**Task material**
-*-
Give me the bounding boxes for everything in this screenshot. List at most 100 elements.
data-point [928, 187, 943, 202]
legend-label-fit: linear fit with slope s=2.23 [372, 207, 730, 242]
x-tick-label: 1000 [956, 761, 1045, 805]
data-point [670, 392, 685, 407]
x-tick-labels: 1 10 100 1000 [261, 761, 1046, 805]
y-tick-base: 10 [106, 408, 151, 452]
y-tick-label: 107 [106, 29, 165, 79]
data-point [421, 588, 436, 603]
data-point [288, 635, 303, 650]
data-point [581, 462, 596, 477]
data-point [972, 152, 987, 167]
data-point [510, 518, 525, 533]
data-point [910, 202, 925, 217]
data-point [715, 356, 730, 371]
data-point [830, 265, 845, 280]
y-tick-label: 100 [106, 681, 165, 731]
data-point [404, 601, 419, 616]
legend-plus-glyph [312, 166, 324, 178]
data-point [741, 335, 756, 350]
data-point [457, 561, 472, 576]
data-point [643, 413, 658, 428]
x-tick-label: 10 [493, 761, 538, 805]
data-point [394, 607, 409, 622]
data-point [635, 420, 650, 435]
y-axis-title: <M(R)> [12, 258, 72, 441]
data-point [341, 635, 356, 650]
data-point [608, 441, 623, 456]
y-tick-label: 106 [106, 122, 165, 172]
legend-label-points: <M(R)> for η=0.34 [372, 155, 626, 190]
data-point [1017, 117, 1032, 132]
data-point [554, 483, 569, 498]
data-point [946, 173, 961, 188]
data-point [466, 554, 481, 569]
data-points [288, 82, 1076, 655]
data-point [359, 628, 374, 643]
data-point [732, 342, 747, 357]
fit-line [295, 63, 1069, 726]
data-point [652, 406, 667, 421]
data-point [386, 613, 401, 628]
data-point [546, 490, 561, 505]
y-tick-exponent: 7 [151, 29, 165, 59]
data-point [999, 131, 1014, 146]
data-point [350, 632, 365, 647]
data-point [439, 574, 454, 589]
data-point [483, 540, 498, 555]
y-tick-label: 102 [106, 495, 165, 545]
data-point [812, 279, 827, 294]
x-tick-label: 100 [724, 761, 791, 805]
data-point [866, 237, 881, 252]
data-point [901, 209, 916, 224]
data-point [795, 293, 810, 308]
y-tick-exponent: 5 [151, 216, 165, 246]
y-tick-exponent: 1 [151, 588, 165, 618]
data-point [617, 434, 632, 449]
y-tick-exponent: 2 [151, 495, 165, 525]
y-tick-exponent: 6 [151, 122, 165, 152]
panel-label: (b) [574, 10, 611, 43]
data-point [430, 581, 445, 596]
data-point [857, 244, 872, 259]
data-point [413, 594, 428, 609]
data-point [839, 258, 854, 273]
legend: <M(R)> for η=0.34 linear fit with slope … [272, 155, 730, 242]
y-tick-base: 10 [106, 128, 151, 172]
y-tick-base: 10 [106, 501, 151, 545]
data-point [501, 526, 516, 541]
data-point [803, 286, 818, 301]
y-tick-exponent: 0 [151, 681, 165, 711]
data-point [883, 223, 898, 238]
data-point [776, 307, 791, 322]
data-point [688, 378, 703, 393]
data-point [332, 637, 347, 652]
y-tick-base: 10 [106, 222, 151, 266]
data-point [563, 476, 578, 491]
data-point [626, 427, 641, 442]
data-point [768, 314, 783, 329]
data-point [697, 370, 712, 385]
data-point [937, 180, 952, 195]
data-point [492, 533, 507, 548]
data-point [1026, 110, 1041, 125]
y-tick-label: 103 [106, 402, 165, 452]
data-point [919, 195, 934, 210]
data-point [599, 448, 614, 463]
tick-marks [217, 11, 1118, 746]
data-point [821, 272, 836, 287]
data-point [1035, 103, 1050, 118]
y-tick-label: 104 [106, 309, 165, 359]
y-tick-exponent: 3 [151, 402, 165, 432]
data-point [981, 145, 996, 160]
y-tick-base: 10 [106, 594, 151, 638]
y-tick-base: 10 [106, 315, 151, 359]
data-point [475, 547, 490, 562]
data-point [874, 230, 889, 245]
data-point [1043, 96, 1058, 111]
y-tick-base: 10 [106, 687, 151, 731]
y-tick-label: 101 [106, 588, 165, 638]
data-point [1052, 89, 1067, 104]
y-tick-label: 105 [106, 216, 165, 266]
-*-
**Required task**
Can you return everything from the very start of the entries above down to and including the line that contains "x-tick-labels: 1 10", copied character for character?

**Exercise output**
Give me the bounding boxes for everything in this screenshot. List at most 100 elements.
data-point [928, 187, 943, 202]
legend-label-fit: linear fit with slope s=2.23 [372, 207, 730, 242]
x-tick-label: 1000 [956, 761, 1045, 805]
data-point [670, 392, 685, 407]
x-tick-labels: 1 10 100 1000 [261, 761, 1046, 805]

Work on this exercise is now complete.